Go through the entries and say how many lines contain the string "baseline". The number is the whole answer.

━━━━━━━━━━━━━━━━━━━━━━━━━━━━━━

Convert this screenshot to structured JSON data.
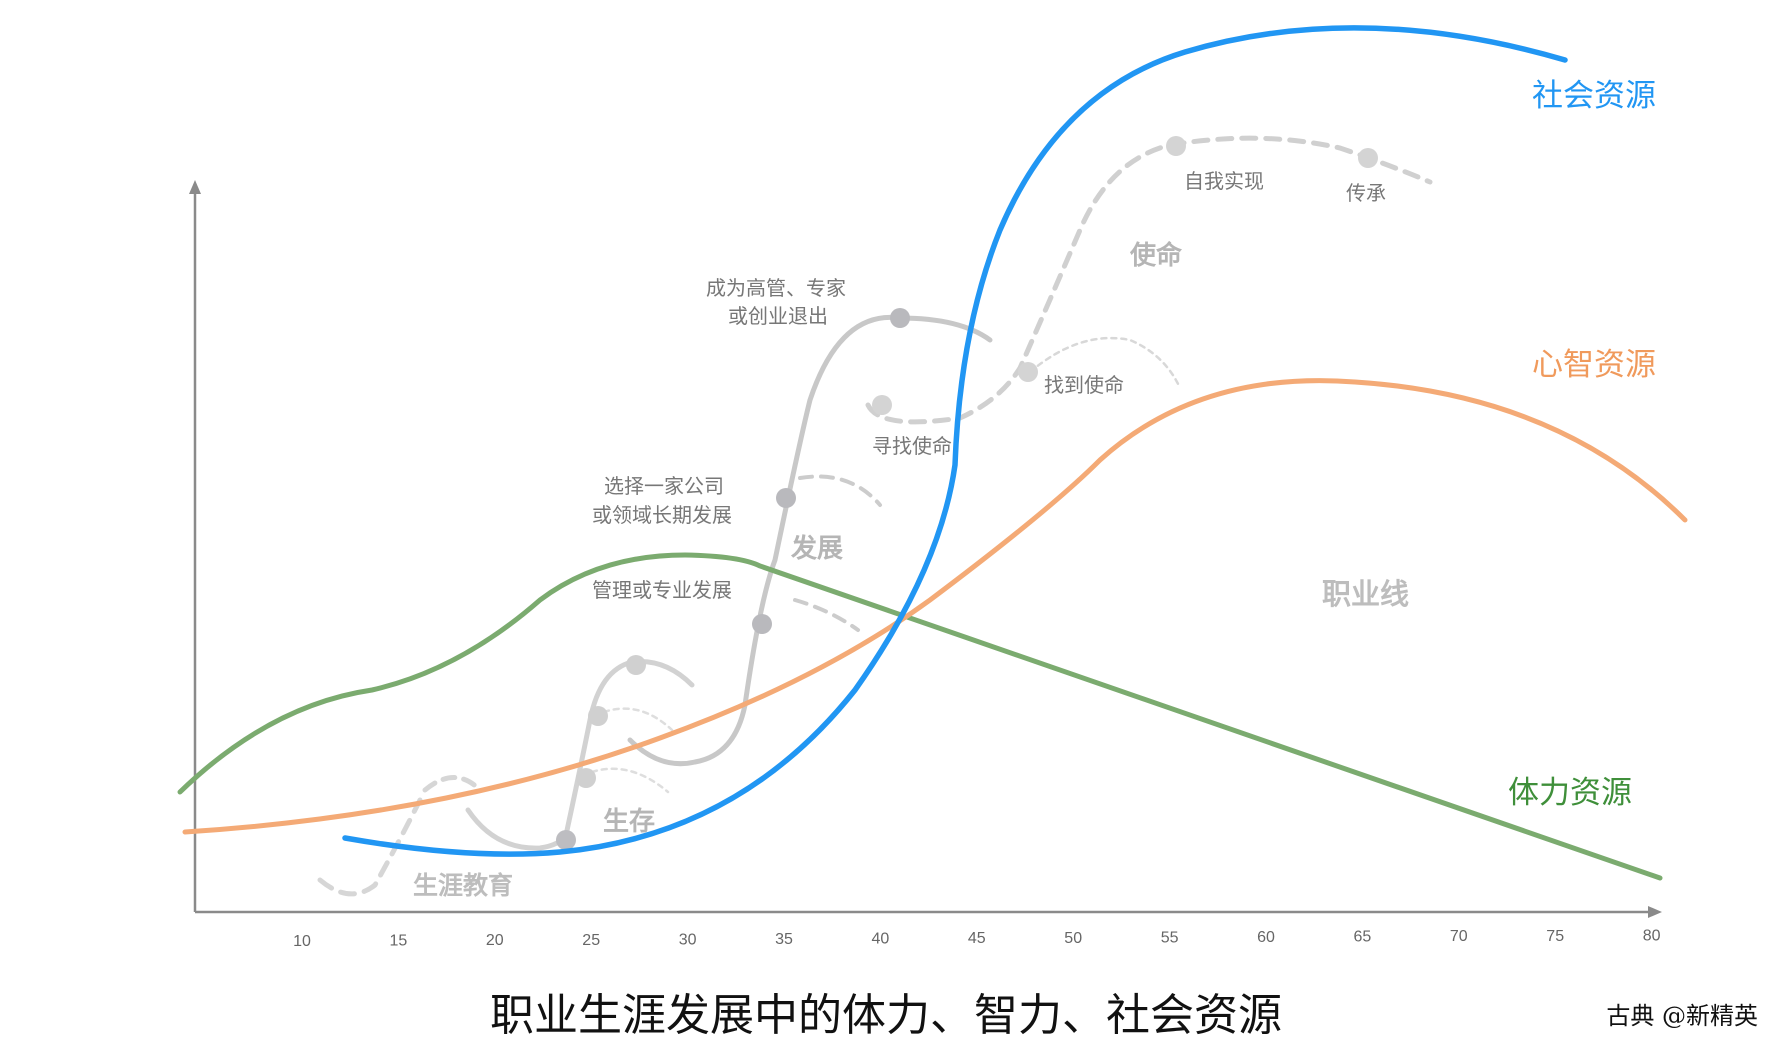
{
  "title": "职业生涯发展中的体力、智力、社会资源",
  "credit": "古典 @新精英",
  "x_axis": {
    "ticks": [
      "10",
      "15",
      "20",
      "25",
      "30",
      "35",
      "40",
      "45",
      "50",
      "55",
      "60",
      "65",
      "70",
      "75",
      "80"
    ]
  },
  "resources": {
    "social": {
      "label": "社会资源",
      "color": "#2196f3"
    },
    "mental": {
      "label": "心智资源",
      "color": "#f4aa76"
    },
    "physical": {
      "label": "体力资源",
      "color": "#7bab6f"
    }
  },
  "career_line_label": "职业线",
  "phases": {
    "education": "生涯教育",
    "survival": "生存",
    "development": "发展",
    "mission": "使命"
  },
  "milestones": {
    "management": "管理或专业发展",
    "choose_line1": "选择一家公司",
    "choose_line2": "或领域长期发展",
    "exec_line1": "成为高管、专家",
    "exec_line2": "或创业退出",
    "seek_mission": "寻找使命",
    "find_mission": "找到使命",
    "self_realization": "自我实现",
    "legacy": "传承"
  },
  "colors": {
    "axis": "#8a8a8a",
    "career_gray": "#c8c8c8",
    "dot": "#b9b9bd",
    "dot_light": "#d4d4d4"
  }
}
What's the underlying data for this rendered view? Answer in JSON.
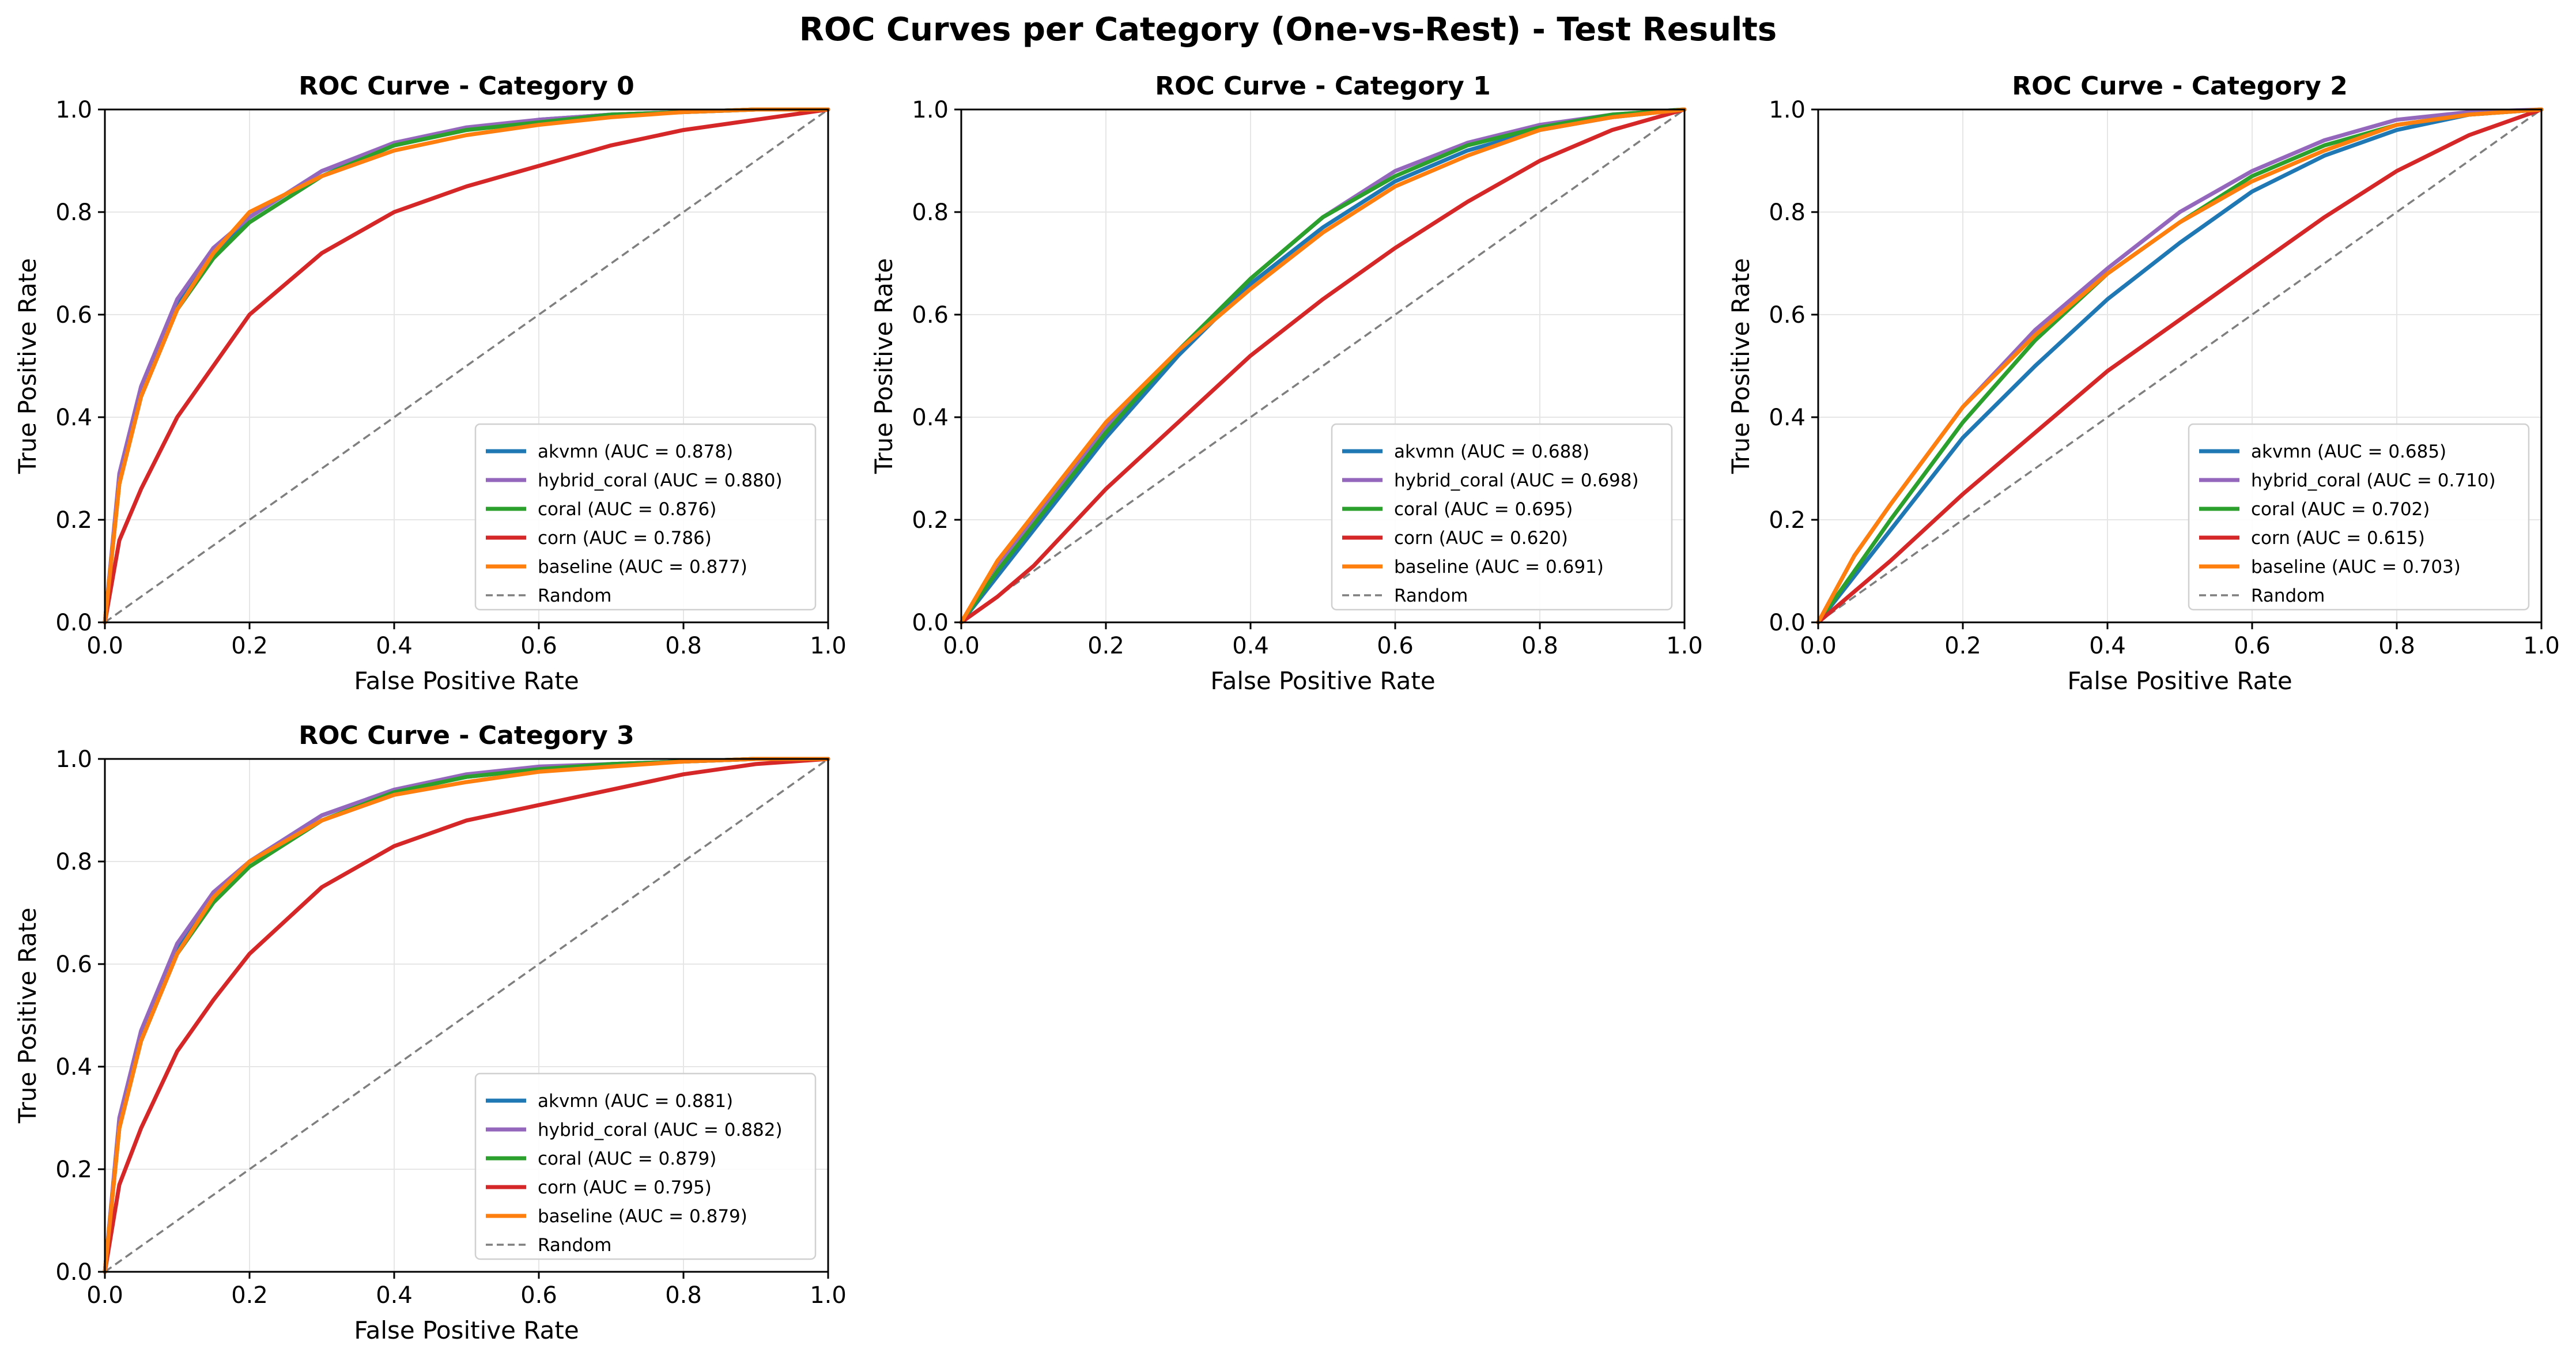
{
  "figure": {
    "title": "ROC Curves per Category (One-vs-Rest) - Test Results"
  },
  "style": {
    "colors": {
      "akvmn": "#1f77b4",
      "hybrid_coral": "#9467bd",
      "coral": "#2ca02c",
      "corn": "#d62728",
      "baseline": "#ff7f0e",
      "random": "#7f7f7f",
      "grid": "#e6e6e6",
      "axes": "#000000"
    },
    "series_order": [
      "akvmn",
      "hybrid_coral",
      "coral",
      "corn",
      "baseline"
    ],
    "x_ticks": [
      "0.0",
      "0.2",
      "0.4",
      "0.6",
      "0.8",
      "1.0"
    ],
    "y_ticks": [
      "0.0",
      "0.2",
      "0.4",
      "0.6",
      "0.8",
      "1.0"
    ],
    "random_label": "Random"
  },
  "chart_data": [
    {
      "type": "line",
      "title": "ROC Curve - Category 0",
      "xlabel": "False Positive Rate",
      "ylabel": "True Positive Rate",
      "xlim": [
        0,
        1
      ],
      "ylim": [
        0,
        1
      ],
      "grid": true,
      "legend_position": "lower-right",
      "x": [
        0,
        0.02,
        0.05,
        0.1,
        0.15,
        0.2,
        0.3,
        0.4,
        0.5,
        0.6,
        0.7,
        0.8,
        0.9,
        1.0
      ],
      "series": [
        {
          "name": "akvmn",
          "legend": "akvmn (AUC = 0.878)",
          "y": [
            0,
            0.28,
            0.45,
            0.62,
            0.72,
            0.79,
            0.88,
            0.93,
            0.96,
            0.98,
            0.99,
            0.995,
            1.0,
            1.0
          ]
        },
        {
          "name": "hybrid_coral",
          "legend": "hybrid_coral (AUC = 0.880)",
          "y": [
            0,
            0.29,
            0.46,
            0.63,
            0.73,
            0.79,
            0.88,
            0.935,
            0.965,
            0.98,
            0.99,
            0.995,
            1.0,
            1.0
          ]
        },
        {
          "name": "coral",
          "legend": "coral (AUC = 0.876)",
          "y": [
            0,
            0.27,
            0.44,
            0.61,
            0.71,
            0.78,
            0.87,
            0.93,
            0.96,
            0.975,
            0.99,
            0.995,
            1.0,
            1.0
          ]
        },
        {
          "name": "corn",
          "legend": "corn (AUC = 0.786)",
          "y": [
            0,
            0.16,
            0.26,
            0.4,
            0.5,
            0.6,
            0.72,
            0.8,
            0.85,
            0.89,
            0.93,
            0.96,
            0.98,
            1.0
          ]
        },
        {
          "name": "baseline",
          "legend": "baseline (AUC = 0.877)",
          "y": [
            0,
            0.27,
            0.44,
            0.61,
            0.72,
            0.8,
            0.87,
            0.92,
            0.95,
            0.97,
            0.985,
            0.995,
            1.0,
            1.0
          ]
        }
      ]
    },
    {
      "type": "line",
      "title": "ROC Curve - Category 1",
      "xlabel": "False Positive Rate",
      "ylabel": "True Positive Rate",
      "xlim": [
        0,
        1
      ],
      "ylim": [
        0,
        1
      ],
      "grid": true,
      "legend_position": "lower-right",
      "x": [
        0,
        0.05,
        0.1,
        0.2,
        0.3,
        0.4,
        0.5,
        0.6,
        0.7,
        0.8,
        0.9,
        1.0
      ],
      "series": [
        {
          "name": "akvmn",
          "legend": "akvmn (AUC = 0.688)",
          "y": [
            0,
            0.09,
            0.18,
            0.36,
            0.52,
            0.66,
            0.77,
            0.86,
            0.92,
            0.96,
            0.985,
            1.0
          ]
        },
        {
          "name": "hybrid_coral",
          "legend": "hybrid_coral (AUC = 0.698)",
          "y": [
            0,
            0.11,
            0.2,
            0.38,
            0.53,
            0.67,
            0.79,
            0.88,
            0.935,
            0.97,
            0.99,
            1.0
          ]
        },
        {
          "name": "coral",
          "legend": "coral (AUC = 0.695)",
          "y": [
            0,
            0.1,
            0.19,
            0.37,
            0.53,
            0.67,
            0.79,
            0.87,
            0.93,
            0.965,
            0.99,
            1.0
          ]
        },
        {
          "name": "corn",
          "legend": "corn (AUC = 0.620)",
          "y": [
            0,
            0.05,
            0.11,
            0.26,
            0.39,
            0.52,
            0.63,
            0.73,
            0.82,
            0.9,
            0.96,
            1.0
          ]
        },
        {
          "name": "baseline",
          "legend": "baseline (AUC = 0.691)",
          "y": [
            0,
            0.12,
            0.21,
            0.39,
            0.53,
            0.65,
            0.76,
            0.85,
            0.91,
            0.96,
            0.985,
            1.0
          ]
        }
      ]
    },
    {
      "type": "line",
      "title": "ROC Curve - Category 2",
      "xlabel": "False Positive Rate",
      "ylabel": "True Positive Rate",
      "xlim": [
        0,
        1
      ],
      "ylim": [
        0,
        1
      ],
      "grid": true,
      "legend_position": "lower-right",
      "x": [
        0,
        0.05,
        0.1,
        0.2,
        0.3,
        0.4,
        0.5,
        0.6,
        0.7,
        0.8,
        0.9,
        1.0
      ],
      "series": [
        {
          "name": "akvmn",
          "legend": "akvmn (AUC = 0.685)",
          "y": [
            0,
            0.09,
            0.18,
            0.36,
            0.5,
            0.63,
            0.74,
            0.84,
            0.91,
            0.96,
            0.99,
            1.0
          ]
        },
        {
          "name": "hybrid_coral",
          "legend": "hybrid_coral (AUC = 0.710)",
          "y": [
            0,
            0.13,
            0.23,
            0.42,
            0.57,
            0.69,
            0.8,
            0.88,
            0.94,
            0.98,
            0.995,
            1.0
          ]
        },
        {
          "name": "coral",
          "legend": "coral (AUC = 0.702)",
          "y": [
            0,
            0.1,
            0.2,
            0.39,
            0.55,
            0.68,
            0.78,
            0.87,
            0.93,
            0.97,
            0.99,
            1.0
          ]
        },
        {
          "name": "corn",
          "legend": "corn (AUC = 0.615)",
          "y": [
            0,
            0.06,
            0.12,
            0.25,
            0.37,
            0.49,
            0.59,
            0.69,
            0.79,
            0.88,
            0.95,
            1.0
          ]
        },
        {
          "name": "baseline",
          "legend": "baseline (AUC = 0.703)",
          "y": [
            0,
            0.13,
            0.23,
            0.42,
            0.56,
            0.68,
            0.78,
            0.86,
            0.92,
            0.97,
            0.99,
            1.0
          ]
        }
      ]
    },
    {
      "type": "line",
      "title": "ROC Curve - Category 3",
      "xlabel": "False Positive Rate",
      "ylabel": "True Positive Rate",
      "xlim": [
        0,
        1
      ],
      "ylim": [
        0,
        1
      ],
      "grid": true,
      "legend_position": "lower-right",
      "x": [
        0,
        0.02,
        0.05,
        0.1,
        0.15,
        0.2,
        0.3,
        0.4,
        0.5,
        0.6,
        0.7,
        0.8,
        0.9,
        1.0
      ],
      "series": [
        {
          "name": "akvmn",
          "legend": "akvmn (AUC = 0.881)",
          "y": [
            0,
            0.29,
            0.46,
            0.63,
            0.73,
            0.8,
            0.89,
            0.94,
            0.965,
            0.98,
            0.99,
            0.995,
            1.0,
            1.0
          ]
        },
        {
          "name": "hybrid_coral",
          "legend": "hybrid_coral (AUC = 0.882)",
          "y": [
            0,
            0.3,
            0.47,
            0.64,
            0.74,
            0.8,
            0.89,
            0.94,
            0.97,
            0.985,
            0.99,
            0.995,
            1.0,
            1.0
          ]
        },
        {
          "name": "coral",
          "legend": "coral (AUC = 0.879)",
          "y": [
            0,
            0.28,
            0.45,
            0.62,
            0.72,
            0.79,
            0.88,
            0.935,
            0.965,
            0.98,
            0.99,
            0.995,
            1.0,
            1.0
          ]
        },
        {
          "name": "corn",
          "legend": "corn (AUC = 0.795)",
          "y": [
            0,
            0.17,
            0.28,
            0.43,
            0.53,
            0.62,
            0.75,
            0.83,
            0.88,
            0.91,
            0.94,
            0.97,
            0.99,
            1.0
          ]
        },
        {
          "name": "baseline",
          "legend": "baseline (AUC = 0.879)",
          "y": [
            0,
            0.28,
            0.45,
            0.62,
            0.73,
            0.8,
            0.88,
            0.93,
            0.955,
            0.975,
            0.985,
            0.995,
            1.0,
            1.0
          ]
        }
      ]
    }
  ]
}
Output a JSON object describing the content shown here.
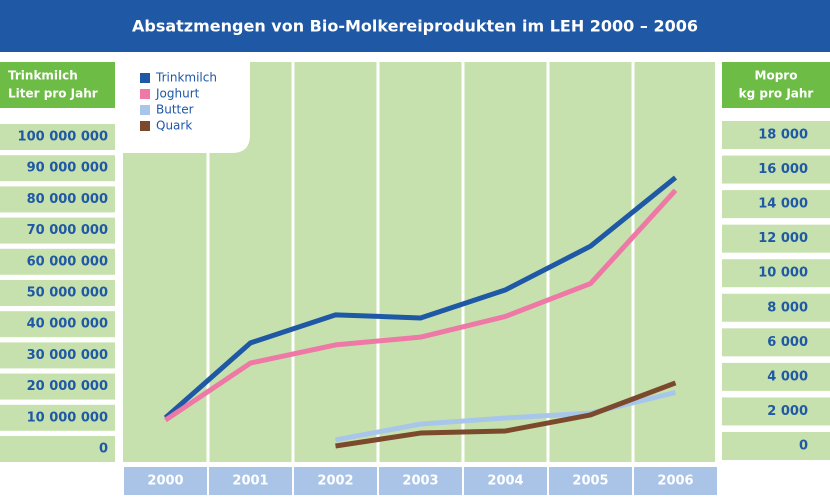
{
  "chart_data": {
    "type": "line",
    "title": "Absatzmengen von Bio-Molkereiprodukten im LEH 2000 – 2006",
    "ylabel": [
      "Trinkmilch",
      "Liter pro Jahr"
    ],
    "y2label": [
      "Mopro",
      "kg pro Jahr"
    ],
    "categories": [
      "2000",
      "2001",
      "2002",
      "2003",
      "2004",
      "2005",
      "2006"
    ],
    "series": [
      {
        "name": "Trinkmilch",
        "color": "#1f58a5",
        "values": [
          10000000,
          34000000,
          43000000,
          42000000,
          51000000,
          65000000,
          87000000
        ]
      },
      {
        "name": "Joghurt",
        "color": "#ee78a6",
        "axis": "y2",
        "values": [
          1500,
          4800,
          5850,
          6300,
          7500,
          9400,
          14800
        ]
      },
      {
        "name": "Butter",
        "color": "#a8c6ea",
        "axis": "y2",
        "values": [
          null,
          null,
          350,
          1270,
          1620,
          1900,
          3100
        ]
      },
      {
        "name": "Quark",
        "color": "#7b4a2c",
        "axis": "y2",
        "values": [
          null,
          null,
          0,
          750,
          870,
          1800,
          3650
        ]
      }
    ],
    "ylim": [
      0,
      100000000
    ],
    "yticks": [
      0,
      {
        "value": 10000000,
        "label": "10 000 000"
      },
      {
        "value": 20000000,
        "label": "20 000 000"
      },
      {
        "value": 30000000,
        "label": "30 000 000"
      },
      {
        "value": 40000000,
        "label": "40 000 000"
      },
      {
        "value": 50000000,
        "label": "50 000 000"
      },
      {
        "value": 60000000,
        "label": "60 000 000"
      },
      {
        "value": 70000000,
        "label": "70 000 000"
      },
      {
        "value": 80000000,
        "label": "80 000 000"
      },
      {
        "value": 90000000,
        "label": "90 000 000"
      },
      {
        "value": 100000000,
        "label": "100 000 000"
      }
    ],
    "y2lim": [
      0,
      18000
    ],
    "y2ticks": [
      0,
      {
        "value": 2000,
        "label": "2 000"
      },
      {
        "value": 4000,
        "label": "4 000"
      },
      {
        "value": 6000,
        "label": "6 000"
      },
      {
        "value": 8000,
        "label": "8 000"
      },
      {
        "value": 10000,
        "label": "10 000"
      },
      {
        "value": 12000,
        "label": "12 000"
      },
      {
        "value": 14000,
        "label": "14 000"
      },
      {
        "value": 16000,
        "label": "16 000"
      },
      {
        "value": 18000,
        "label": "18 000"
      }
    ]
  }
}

━━━━━━━━━━━━━━━━━━━━━━━━━━━━━━

The answer. 10